━━━ Text section ━━━
How is the study designed?

Design Details

• Primary Purpose: Treatment
• Allocation: N/A
• Interventional Model: Sequential Assignment
• Masking: None (Open Label)

Number of Arms

1

Arms and Interventions

Participant Group / Arm

Intervention / Treatment

Experimental: CAR T-cells; The CAR T-cells used in this clinical trial are autologous T cells that have been cultured ex vivo and transduced with a retroviral vector delivering a gene encoding a CAR, as described in the accompanying Chemistry, Manufacturing and Controls (CMC) document. Each infusion bag will have affixed to it a label containing the following: product identifier, product name and volume. In addition, the label will also have at least 2 unique identifiers such as name of patient, patient's alphanumeric identifier and birth date, according to applicable regulations. Prior to infusion, 2 individuals will verify all information and confirm the identity to ensure that the information is correctly matched to the patient and that the patient receives only their autologous product. This is done according to local institutional guidelines.

Other: CART infusion; CART cells originate with the isolation of the patient's T cells via apheresis. These cells are then activated and modified to express a transgene that encodes a tumor-specific CAR. These cells are then expanded to achieve a clinically significant cell dose which will then be infused back into the patient. After CART infusion, these CART cells will come into contact with the tumor-specific antigen on the surface of the tumor cells, activating the CART cells which will expand and kill the tumor cells.

What is the study measuring?
━━━ Extracted data ━━━
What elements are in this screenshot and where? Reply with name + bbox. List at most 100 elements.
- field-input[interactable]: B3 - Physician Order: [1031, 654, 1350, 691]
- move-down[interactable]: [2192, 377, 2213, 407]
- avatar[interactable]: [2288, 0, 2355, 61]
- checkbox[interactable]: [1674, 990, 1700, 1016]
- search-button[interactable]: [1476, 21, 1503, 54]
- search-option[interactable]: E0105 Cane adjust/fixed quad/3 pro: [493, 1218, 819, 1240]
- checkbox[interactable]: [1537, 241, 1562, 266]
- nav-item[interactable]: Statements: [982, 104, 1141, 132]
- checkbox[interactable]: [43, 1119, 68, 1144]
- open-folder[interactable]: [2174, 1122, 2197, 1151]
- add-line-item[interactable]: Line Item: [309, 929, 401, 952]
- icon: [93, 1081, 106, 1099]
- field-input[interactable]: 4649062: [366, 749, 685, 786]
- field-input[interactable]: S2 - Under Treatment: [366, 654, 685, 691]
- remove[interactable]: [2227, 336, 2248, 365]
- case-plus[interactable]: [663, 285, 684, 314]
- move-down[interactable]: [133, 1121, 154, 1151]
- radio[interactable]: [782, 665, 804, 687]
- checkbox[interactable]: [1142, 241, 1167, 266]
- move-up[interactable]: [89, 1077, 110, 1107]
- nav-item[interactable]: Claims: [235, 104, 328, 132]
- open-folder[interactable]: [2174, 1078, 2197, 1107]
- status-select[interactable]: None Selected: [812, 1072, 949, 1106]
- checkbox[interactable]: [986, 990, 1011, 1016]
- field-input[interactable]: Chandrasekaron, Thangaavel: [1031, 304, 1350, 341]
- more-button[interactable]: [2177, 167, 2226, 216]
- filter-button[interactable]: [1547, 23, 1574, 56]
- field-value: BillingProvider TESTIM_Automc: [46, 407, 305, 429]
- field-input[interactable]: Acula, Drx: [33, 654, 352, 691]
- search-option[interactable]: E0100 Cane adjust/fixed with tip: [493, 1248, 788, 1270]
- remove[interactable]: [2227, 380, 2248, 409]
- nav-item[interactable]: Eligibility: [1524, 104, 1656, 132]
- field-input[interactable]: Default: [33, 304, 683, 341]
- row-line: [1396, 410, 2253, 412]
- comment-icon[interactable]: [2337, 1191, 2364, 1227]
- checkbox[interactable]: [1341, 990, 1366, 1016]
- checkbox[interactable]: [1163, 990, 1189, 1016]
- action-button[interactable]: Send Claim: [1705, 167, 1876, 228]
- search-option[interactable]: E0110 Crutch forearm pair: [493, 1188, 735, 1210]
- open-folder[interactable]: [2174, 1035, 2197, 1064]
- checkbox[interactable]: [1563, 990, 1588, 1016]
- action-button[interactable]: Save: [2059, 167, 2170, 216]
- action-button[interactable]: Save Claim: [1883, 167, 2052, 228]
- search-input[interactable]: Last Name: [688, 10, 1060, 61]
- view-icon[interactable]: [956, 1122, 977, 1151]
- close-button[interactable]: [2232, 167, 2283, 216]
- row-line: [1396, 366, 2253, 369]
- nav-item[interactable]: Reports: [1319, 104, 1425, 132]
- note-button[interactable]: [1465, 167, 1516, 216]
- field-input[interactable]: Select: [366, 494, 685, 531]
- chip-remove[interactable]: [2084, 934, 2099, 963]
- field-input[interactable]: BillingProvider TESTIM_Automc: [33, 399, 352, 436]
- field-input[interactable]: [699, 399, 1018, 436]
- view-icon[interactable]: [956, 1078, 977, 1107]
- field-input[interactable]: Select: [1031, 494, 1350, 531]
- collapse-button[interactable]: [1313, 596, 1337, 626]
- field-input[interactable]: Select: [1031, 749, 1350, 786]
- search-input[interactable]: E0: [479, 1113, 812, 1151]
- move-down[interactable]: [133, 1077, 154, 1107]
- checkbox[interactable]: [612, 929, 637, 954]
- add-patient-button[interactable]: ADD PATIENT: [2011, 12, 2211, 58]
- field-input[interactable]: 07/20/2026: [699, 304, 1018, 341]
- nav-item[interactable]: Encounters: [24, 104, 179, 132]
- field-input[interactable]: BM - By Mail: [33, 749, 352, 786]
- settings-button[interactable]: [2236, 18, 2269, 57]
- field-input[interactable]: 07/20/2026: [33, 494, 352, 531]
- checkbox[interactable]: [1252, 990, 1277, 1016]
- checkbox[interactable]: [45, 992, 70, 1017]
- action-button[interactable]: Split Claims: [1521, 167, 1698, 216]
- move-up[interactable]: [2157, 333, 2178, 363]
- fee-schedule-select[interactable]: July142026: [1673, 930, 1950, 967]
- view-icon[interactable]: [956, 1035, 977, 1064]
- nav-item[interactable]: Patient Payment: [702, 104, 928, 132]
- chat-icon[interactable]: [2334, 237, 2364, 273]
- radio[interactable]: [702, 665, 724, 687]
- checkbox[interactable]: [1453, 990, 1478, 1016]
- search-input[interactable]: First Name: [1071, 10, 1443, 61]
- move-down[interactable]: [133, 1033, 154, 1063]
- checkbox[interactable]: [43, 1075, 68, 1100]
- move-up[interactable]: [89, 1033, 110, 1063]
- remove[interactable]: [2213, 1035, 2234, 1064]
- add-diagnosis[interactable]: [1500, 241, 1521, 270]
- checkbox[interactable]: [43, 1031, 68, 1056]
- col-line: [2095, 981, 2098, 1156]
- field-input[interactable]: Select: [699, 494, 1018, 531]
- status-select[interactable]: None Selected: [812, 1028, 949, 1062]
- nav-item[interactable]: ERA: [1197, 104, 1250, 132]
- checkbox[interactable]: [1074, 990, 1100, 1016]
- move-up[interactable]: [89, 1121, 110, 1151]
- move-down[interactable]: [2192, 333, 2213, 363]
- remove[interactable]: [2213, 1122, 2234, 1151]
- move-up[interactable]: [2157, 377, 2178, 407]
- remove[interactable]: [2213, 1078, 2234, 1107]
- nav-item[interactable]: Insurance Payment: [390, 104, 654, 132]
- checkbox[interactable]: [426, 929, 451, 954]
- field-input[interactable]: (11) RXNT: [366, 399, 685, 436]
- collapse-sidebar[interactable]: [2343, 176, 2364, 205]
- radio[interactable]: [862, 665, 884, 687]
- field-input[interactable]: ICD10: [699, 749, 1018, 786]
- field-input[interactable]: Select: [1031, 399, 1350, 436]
━━━
Tasks for this exercise
**1.** According to the CAR T-cell trial description, how many individuals verify the information on an infusion bag before infusion?
**2.** Write the next part of the CAR T-cell trial description, picking up after its final line.
The listing has no connection to the CAR T-cell trial description.

Activity answers
**1.** Two individuals verify it.

**2.**
Primary Outcome Measures

Outcome Measure	Measure Description	Time Frame
Best objective response post CAR-T infusion	Best objective response will be assessed using standardised lymphoma response criteria at regular intervals up to 6 months post CAR-T infusion.	6 months

Collaborators and Investigators

• Sponsor: National University Hospital, Singapore
• Investigators: Principal Investigator: Michelle Poon, NUHS

Publications and helpful links

General Publications

• Crump M, Neelapu SS, Farooq U, et al. Outcomes in refractory diffuse large B-cell lymphoma: results from the international SCHOLAR-1 study. Blood. 2017;130(16):1800-1808. Blood. 2018 Feb 1;131(5):587-588. doi: 10.1182/blood-2017-11-817775. No abstract available.
• Lee DW, Santomasso BD, Locke FL, Ghobadi A, Turtle CJ, Brudno JN, Maus MV, Park JH, Mead E, Pavletic S, Go WY, Eldjerou L, Gardner RA, Frey N, Curran KJ, Peggs K, Pasquini M, DiPersio JF, van den Brink MRM, Komanduri KV, Grupp SA, Neelapu SS. ASTCT Consensus Grading for Cytokine Release Syndrome and Neurologic Toxicity Associated with Immune Effector Cells. Biol Blood Marrow Transplant. 2019 Apr;25(4):625-638. doi: 10.1016/j.bbmt.2018.12.758. Epub 2018 Dec 25.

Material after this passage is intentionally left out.